-- Exercise requirements --
Set out each line from the following listing that includes the word "trou".

-- The input --

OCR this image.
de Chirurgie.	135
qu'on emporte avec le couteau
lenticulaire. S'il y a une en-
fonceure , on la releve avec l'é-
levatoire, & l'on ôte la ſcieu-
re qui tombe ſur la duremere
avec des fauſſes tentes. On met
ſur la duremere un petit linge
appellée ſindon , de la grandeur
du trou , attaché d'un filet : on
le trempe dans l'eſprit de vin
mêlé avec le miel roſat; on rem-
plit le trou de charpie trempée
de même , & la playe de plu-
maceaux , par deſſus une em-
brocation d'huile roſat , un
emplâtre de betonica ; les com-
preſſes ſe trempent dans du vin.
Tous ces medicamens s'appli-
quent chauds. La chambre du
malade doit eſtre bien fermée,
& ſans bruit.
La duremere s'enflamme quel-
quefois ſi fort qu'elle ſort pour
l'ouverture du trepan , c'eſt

-- Final answer --
du trou , attaché d'un filet : on
plit le trou de charpie trempée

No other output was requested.